Source document -
Foreclosure filings, lawyers ordered to cross T’s, dot I’s.

Receiving foreclosure notices and cannot afford an attorney? Contact the Save the Dream Ohio Foreclosure Prevention Effort: 888-404-4674

I read John Futty‘s article in The Dispatch this morning about the Order of three Franklin County judges requiring lawyers to verify that all of the documents in residential foreclosure actions are valid.  This comes in response to a national outcry over fraudulent foreclosure filings.  Futty writes: “Six of the lawyers affected by the order are fighting back. They have asked the Ohio Supreme Court to prohibit the judges from requiring them to sign “certifications” on behalf of their clients.”

Common Pleas Judges John F. Bender, Kimberly Cocroft and Guy Reece have issued this Order and are the subject of the suit.  Apparently, Judges Laurel Beatty and David Fais were ready to issue the same Order, but are waiting to see the outcome of the suit.

Cleveland attorney John C. Greiner is representing the six lawyers that filed the lawsuit that, according to Futty’s article, claims the Order will require them to divulge confidential attorney-client privileged information.

What I find interesting is that a Cleveland lawyer, Greiner, is bringing this suit when his home County of Cuyahoga has required foreclosing attorneys to sign a “Certificate of Readiness” since at least 2004.

And, really, what’s the problem with the Certificate of Readiness?  I’m not sure what the Franklin County Judges are ordering, but I imagine it is something similar to Cuyahoga County’s Certificate of Readiness.  If it is, no privileged information is sought and, instead, it is more like having to turn in your High School algebra homework where you have to “show you work” – proving that you applied the correct equations to reach your answer.

If you haven’t gathered this already, I have not read the Franklin County Judge’s Order.  This post is simply a reacton to John Futty’s article from the perspective of a lawyer who knows this system well.

At the end of the day, there are two lessons to be learned.  (1)  Lawyers should check their work and the current economic climate and “factory produced foreclosures” give credence to the Order and, (2) Administrative Judge Charles C. Schneider is right that the Order is redundant because Civil Rule 11 already requires lawyers to check their work.  The fact that the two lessons oppose one another begs the question: if all foreclosure attorneys are checking their work, then why does Cuyahoga County have the Certificate of Readiness and why are Franklin County Judges creating their own Orders on this topic?

Check your understanding -
**a.** Rewrite the foreclosure post's paragraph that begins "Common Pleas Judges John F. Bender" as a short list, keeping its main facts.
**b.** Give the foreclosure post again from "Cleveland attorney John" up to and including "reach your answer.", swapping every "Certificate of Readiness" for "Readiness Certificate".
The records that come next have nothing to do with the foreclosure post.

Recorded information -
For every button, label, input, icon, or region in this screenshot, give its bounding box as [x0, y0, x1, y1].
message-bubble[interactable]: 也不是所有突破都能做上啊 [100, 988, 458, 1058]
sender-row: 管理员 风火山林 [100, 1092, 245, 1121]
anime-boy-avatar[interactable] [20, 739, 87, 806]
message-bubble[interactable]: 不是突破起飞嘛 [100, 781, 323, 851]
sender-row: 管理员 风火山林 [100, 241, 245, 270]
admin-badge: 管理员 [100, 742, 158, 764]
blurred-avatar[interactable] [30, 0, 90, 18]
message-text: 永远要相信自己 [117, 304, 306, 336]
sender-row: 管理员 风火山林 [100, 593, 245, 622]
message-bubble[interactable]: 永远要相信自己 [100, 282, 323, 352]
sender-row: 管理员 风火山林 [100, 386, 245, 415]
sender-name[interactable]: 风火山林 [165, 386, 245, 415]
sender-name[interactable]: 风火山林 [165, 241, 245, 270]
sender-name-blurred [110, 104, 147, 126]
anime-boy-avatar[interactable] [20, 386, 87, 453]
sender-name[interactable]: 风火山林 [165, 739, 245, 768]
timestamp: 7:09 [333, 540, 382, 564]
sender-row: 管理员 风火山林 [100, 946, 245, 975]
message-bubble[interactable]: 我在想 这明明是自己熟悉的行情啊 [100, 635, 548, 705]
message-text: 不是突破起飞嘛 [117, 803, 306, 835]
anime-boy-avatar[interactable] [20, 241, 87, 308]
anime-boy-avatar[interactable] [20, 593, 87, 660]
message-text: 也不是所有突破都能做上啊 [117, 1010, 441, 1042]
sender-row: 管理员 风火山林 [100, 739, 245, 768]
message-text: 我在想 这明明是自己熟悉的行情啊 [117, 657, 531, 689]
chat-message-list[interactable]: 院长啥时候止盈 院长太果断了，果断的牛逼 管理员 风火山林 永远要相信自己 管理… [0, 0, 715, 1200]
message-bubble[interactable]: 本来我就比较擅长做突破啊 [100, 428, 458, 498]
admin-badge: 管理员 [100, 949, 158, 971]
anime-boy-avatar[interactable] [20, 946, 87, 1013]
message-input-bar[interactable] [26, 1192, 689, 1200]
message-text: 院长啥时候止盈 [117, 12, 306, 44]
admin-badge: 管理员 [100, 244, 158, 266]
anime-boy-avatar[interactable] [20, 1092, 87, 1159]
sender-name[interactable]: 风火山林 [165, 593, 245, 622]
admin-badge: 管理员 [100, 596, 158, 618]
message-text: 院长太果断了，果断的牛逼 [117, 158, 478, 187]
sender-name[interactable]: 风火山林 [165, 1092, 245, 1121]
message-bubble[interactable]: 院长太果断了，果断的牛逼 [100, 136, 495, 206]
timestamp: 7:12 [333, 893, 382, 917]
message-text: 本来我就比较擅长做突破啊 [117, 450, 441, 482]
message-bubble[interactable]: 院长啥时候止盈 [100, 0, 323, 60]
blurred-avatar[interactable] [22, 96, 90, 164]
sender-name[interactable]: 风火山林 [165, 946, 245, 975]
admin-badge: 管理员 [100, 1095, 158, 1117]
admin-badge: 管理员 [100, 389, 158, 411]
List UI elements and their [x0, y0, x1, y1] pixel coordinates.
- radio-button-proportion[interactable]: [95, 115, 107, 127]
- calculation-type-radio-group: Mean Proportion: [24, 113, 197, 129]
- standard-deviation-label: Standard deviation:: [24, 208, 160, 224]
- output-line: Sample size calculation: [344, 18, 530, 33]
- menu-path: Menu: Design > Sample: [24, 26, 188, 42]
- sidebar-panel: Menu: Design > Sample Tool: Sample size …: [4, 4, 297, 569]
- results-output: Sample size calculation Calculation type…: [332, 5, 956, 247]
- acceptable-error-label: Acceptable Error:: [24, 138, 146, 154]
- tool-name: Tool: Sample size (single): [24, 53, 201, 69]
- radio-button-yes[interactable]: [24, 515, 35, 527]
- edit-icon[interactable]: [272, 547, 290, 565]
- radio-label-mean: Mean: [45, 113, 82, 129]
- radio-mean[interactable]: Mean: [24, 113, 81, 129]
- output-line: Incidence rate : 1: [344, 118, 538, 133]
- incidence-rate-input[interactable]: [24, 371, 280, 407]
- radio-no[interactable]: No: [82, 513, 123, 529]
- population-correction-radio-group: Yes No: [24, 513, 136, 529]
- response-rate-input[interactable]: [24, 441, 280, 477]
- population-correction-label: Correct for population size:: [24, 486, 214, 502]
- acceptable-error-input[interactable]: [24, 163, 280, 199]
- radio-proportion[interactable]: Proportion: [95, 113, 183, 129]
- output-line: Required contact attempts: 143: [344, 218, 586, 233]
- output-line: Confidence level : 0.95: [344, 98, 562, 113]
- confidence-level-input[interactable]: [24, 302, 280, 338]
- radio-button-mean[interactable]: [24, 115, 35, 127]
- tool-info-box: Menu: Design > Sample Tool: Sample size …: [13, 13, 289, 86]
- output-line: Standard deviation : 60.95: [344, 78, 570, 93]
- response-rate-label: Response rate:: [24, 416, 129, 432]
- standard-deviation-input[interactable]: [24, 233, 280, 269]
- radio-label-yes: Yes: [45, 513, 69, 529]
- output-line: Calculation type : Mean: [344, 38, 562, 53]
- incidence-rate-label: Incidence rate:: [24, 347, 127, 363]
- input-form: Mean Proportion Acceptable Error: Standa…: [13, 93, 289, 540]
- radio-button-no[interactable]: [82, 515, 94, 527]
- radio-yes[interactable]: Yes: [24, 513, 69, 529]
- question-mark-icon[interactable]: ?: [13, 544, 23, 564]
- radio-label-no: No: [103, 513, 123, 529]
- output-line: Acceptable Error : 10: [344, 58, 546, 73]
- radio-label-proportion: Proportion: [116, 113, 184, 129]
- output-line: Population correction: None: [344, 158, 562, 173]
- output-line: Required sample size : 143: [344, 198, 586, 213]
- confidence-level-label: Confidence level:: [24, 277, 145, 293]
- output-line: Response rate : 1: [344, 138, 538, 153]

Answers for each item -
**a.**
- Issued the Order and are the subject of the suit: Common Pleas Judges John F. Bender, Kimberly Cocroft and Guy Reece
- Apparently ready to issue the same Order but waiting on the suit's outcome: Judges Laurel Beatty and David Fais

**b.**
Cleveland attorney John C. Greiner is representing the six lawyers that filed the lawsuit that, according to Futty’s article, claims the Order will require them to divulge confidential attorney-client privileged information.

What I find interesting is that a Cleveland lawyer, Greiner, is bringing this suit when his home County of Cuyahoga has required foreclosing attorneys to sign a “Readiness Certificate” since at least 2004.

And, really, what’s the problem with the Readiness Certificate?  I’m not sure what the Franklin County Judges are ordering, but I imagine it is something similar to Cuyahoga County’s Readiness Certificate.  If it is, no privileged information is sought and, instead, it is more like having to turn in your High School algebra homework where you have to “show you work” – proving that you applied the correct equations to reach your answer.